> DIRECTIONS
Look through the data below. Collect every line where the word "ДЕЛА" occurs.
===== RECORDS PROVIDED
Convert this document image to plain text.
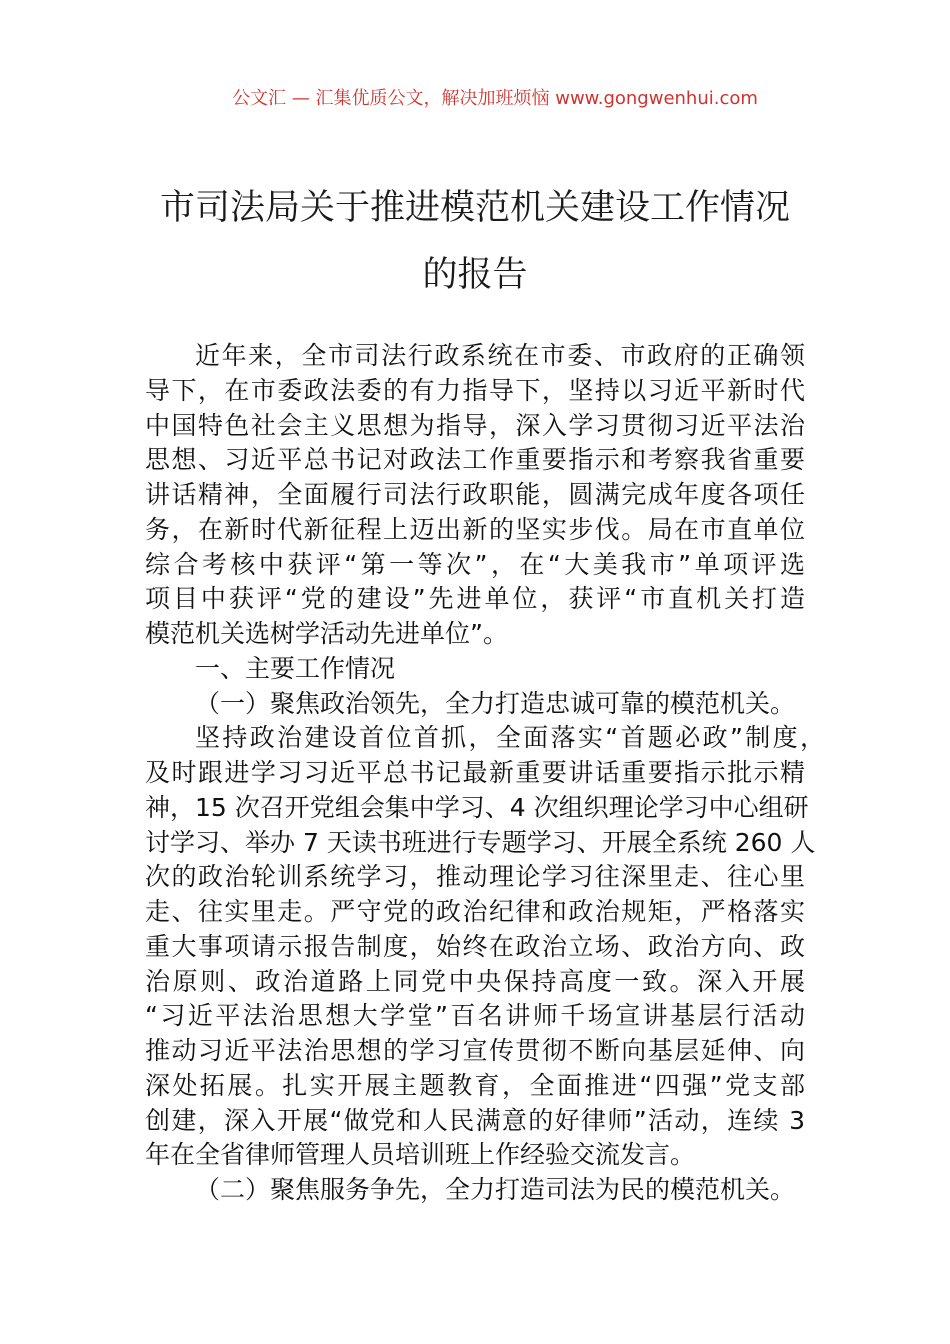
公文汇 — 汇集优质公文，解决加班烦恼 www.gongwenhui.com
市司法局关于推进模范机关建设工作情况
的报告
近年来，全市司法行政系统在市委、市政府的正确领
导下，在市委政法委的有力指导下，坚持以习近平新时代
中国特色社会主义思想为指导，深入学习贯彻习近平法治
思想、习近平总书记对政法工作重要指示和考察我省重要
讲话精神，全面履行司法行政职能，圆满完成年度各项任
务，在新时代新征程上迈出新的坚实步伐。局在市直单位
综合考核中获评“第一等次”，在“大美我市”单项评选
项目中获评“党的建设”先进单位，获评“市直机关打造
模范机关选树学活动先进单位”。
一、主要工作情况
（一）聚焦政治领先，全力打造忠诚可靠的模范机关。
坚持政治建设首位首抓，全面落实“首题必政”制度，
及时跟进学习习近平总书记最新重要讲话重要指示批示精
神，15 次召开党组会集中学习、4 次组织理论学习中心组研
讨学习、举办 7 天读书班进行专题学习、开展全系统 260 人
次的政治轮训系统学习，推动理论学习往深里走、往心里
走、往实里走。严守党的政治纪律和政治规矩，严格落实
重大事项请示报告制度，始终在政治立场、政治方向、政
治原则、政治道路上同党中央保持高度一致。深入开展
“习近平法治思想大学堂”百名讲师千场宣讲基层行活动
推动习近平法治思想的学习宣传贯彻不断向基层延伸、向
深处拓展。扎实开展主题教育，全面推进“四强”党支部
创建，深入开展“做党和人民满意的好律师”活动，连续 3
年在全省律师管理人员培训班上作经验交流发言。
（二）聚焦服务争先，全力打造司法为民的模范机关。
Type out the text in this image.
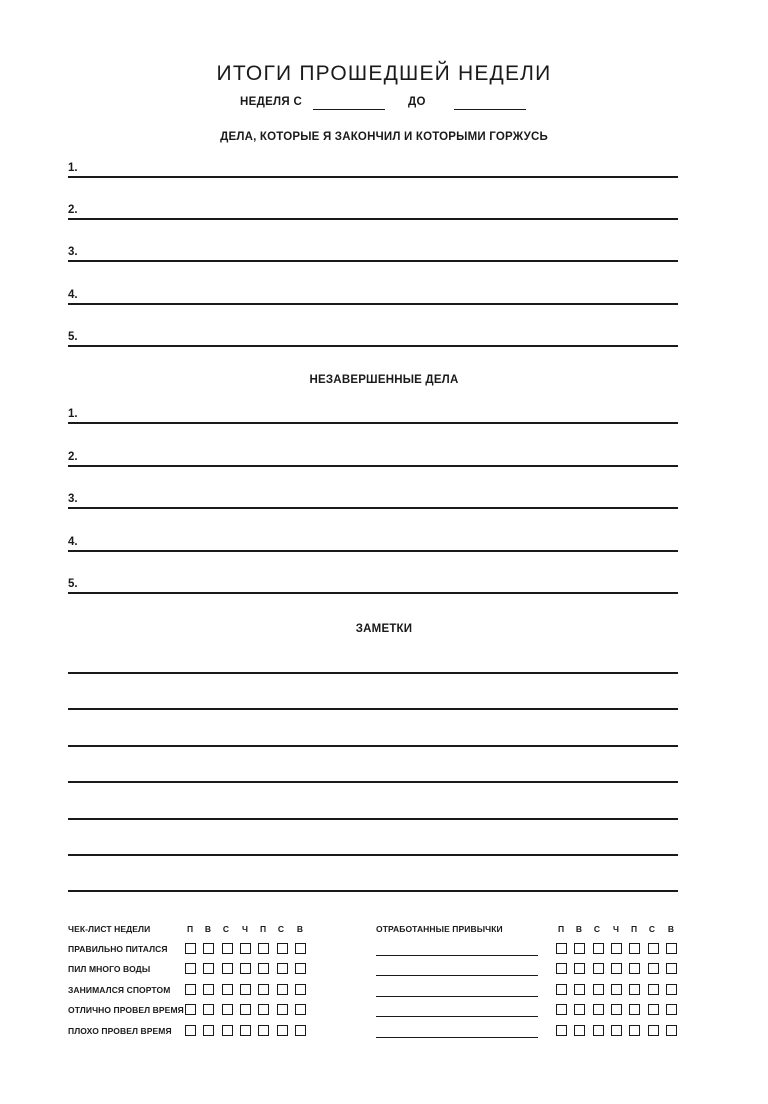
ИТОГИ ПРОШЕДШЕЙ НЕДЕЛИ
НЕДЕЛЯ С	ДО
ДЕЛА, КОТОРЫЕ Я ЗАКОНЧИЛ И КОТОРЫМИ ГОРЖУСЬ
1.
2.
3.
4.
5.
НЕЗАВЕРШЕННЫЕ ДЕЛА
1.
2.
3.
4.
5.
ЗАМЕТКИ
ЧЕК-ЛИСТ НЕДЕЛИ	П	В	С	Ч	П	С	В	ОТРАБОТАННЫЕ ПРИВЫЧКИ	П	В	С	Ч	П	С	В
ПРАВИЛЬНО ПИТАЛСЯ
ПИЛ МНОГО ВОДЫ
ЗАНИМАЛСЯ СПОРТОМ
ОТЛИЧНО ПРОВЕЛ ВРЕМЯ
ПЛОХО ПРОВЕЛ ВРЕМЯ
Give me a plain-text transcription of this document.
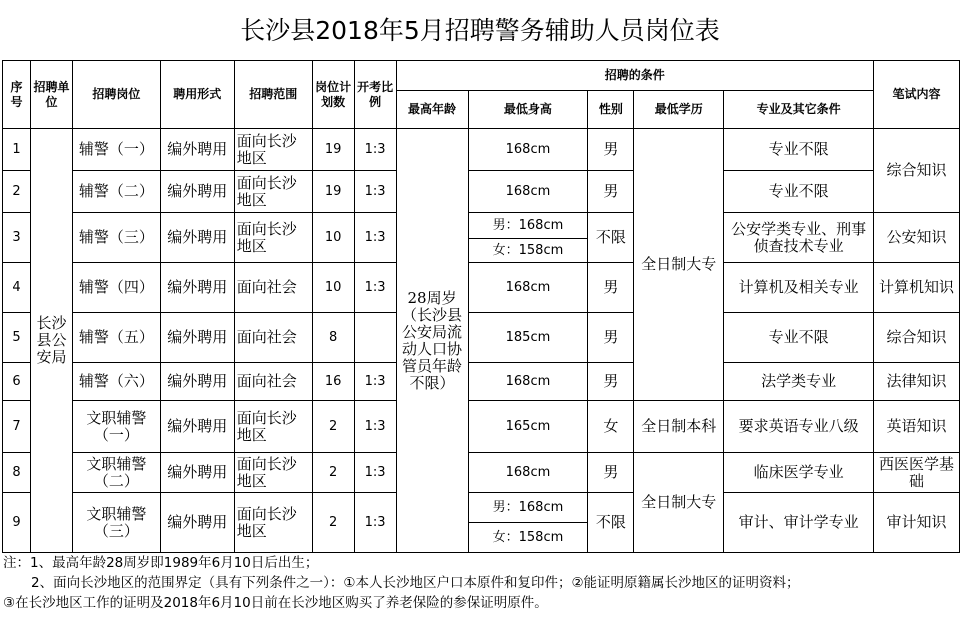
长沙县2018年5月招聘警务辅助人员岗位表
序号	招聘单位	招聘岗位	聘用形式	招聘范围	岗位计划数	开考比例	招聘的条件					笔试内容
							最高年龄	最低身高	性别	最低学历	专业及其它条件	
1	长沙县公安局	辅警（一）	编外聘用	面向长沙地区	19	1:3	28周岁（长沙县公安局流动人口协管员年龄不限）	168cm	男	全日制大专	专业不限	综合知识
2		辅警（二）	编外聘用	面向长沙地区	19	1:3		168cm	男		专业不限	
3		辅警（三）	编外聘用	面向长沙地区	10	1:3		男：168cm	不限		公安学类专业、刑事侦查技术专业	公安知识
								女：158cm				
4		辅警（四）	编外聘用	面向社会	10	1:3		168cm	男		计算机及相关专业	计算机知识
5		辅警（五）	编外聘用	面向社会	8			185cm	男		专业不限	综合知识
6		辅警（六）	编外聘用	面向社会	16	1:3		168cm	男		法学类专业	法律知识
7		文职辅警（一）	编外聘用	面向长沙地区	2	1:3		165cm	女	全日制本科	要求英语专业八级	英语知识
8		文职辅警（二）	编外聘用	面向长沙地区	2	1:3		168cm	男	全日制大专	临床医学专业	西医医学基础
9		文职辅警（三）	编外聘用	面向长沙地区	2	1:3		男：168cm	不限		审计、审计学专业	审计知识
								女：158cm				
注：1、最高年龄28周岁即1989年6月10日后出生；
2、面向长沙地区的范围界定（具有下列条件之一）：①本人长沙地区户口本原件和复印件；②能证明原籍属长沙地区的证明资料；
③在长沙地区工作的证明及2018年6月10日前在长沙地区购买了养老保险的参保证明原件。
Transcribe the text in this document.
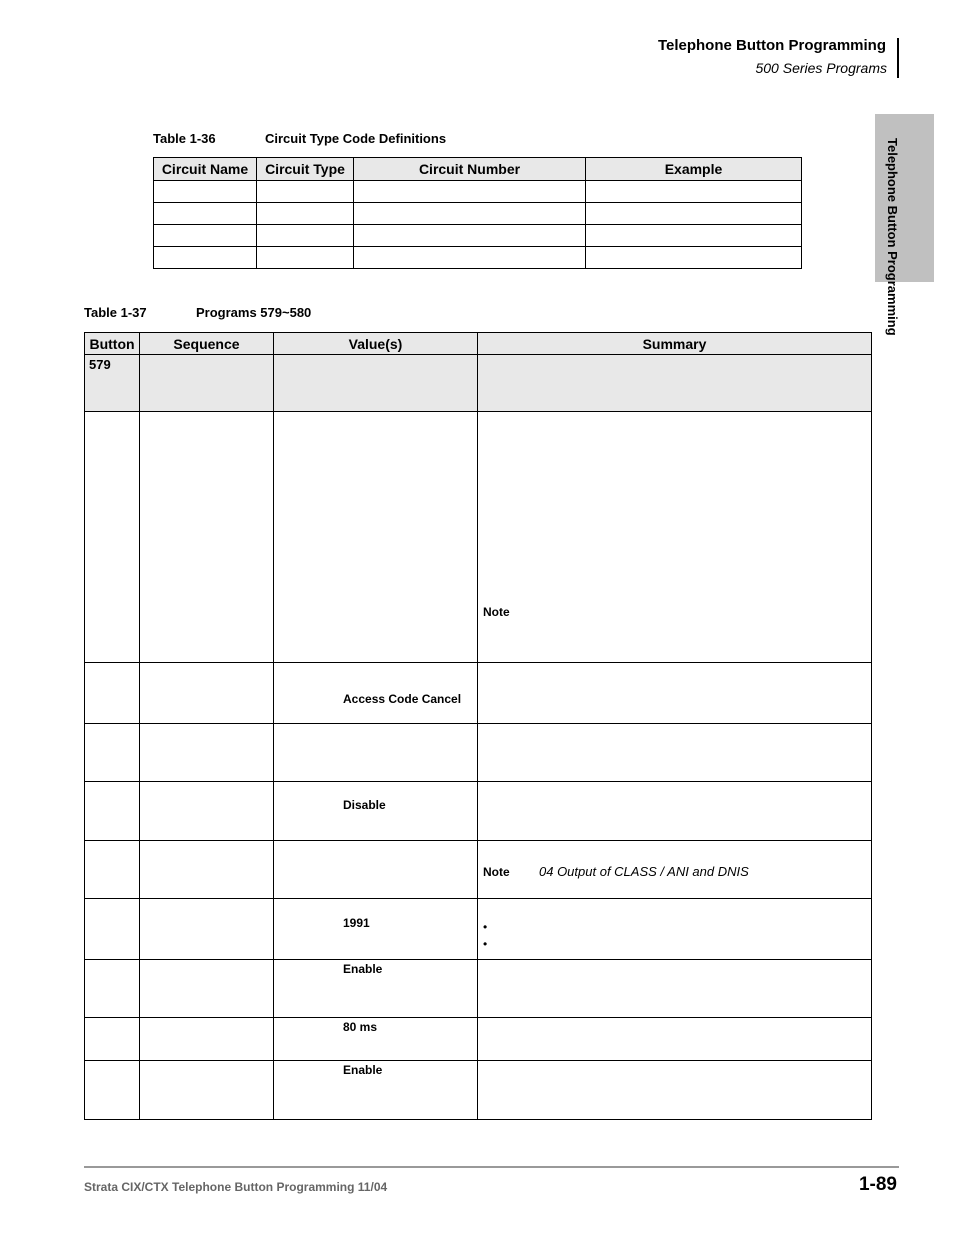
Telephone Button Programming
500 Series Programs
Telephone Button Programming
Table 1-36	Circuit Type Code Definitions
Circuit Name	Circuit Type	Circuit Number	Example

Table 1-37	Programs 579~580
Button	Sequence	Value(s)	Summary

579			

			Note

		Access Code Cancel	

		Disable	

			Note 04 Output of CLASS / ANI and DNIS

		1991	•
•

		Enable	

		80 ms	

		Enable	

Strata CIX/CTX Telephone Button Programming 11/04	1-89
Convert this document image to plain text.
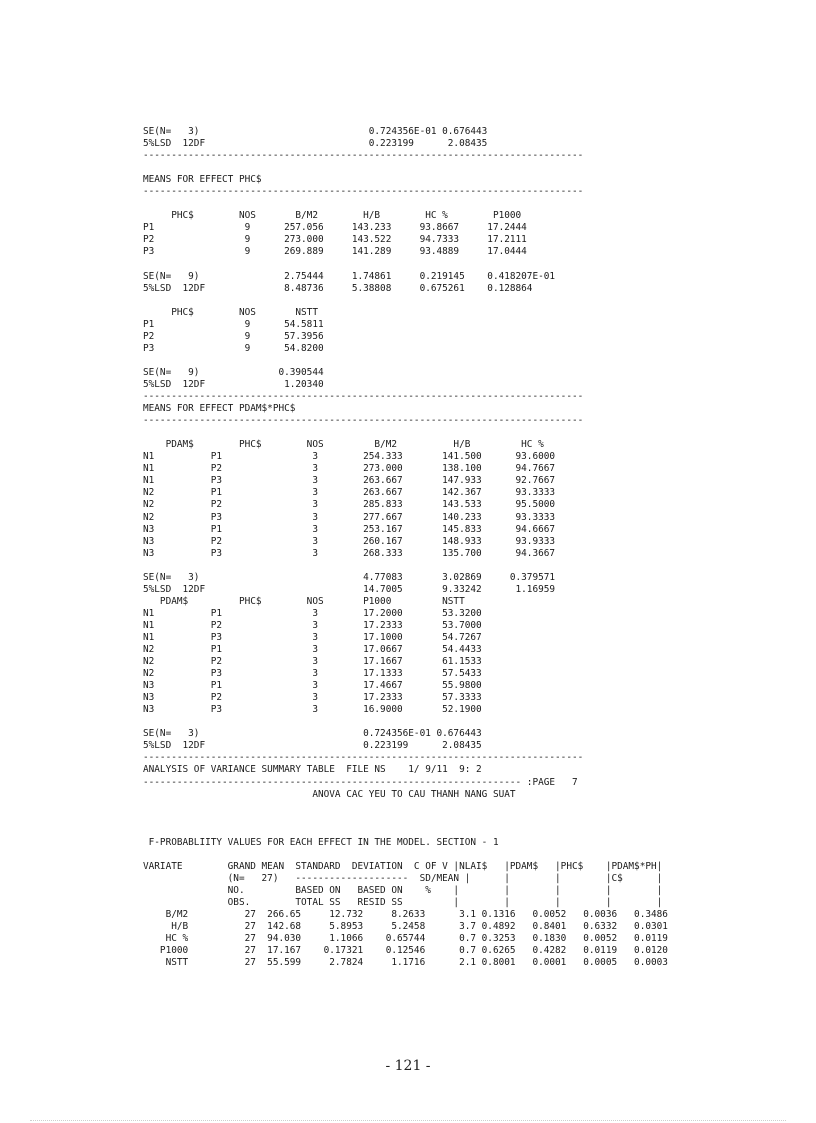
SE(N=   3)                              0.724356E-01 0.676443
5%LSD  12DF                             0.223199      2.08435
------------------------------------------------------------------------------
MEANS FOR EFFECT PHC$
------------------------------------------------------------------------------
PHC$        NOS       B/M2        H/B        HC %        P1000
P1                9      257.056     143.233     93.8667     17.2444
P2                9      273.000     143.522     94.7333     17.2111
P3                9      269.889     141.289     93.4889     17.0444
SE(N=   9)               2.75444     1.74861     0.219145    0.418207E-01
5%LSD  12DF              8.48736     5.38808     0.675261    0.128864
PHC$        NOS       NSTT
P1                9      54.5811
P2                9      57.3956
P3                9      54.8200
SE(N=   9)              0.390544
5%LSD  12DF              1.20340
------------------------------------------------------------------------------
MEANS FOR EFFECT PDAM$*PHC$
------------------------------------------------------------------------------
PDAM$        PHC$        NOS         B/M2          H/B         HC %
N1          P1                3        254.333       141.500      93.6000
N1          P2                3        273.000       138.100      94.7667
N1          P3                3        263.667       147.933      92.7667
N2          P1                3        263.667       142.367      93.3333
N2          P2                3        285.833       143.533      95.5000
N2          P3                3        277.667       140.233      93.3333
N3          P1                3        253.167       145.833      94.6667
N3          P2                3        260.167       148.933      93.9333
N3          P3                3        268.333       135.700      94.3667
SE(N=   3)                             4.77083       3.02869     0.379571
5%LSD  12DF                            14.7005       9.33242      1.16959
PDAM$         PHC$        NOS       P1000         NSTT
N1          P1                3        17.2000       53.3200
N1          P2                3        17.2333       53.7000
N1          P3                3        17.1000       54.7267
N2          P1                3        17.0667       54.4433
N2          P2                3        17.1667       61.1533
N2          P3                3        17.1333       57.5433
N3          P1                3        17.4667       55.9800
N3          P2                3        17.2333       57.3333
N3          P3                3        16.9000       52.1900
SE(N=   3)                             0.724356E-01 0.676443
5%LSD  12DF                            0.223199      2.08435
------------------------------------------------------------------------------
ANALYSIS OF VARIANCE SUMMARY TABLE  FILE NS    1/ 9/11  9: 2
------------------------------------------------------------------- :PAGE   7
ANOVA CAC YEU TO CAU THANH NANG SUAT
F-PROBABLIITY VALUES FOR EACH EFFECT IN THE MODEL. SECTION - 1
VARIATE        GRAND MEAN  STANDARD  DEVIATION  C OF V |NLAI$   |PDAM$   |PHC$    |PDAM$*PH|
(N=   27)   --------------------  SD/MEAN |      |        |        |C$      |
NO.         BASED ON   BASED ON    %    |        |        |        |        |
OBS.        TOTAL SS   RESID SS         |        |        |        |        |
B/M2          27  266.65     12.732     8.2633      3.1 0.1316   0.0052   0.0036   0.3486
H/B          27  142.68     5.8953     5.2458      3.7 0.4892   0.8401   0.6332   0.0301
HC %          27  94.030     1.1066    0.65744      0.7 0.3253   0.1830   0.0052   0.0119
P1000          27  17.167    0.17321    0.12546      0.7 0.6265   0.4282   0.0119   0.0120
NSTT          27  55.599     2.7824     1.1716      2.1 0.8001   0.0001   0.0005   0.0003
- 121 -
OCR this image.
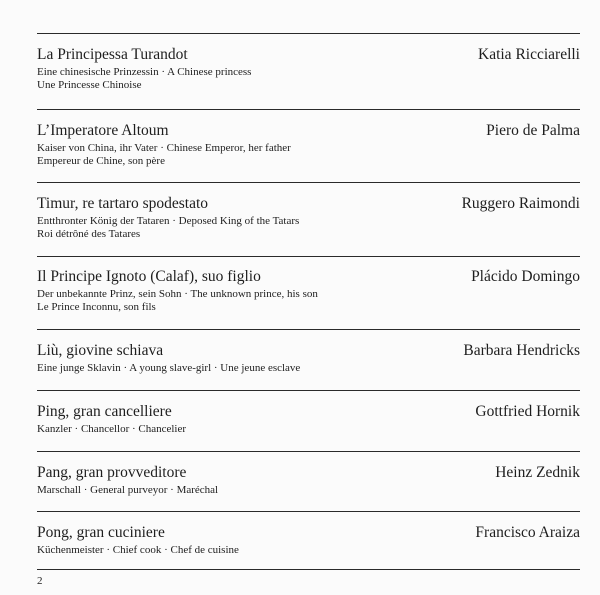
La Principessa Turandot	Katia Ricciarelli
Eine chinesische Prinzessin · A Chinese princess
Une Princesse Chinoise
L’Imperatore Altoum	Piero de Palma
Kaiser von China, ihr Vater · Chinese Emperor, her father
Empereur de Chine, son père
Timur, re tartaro spodestato	Ruggero Raimondi
Entthronter König der Tataren · Deposed King of the Tatars
Roi détrôné des Tatares
Il Principe Ignoto (Calaf), suo figlio	Plácido Domingo
Der unbekannte Prinz, sein Sohn · The unknown prince, his son
Le Prince Inconnu, son fils
Liù, giovine schiava	Barbara Hendricks
Eine junge Sklavin · A young slave-girl · Une jeune esclave
Ping, gran cancelliere	Gottfried Hornik
Kanzler · Chancellor · Chancelier
Pang, gran provveditore	Heinz Zednik
Marschall · General purveyor · Maréchal
Pong, gran cuciniere	Francisco Araiza
Küchenmeister · Chief cook · Chef de cuisine
2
==========
> WRITTEN ANSWER
ДЕЛА, КОТОРЫЕ Я ЗАКОНЧИЛ И КОТОРЫМИ ГОРЖУСЬ
НЕЗАВЕРШЕННЫЕ ДЕЛА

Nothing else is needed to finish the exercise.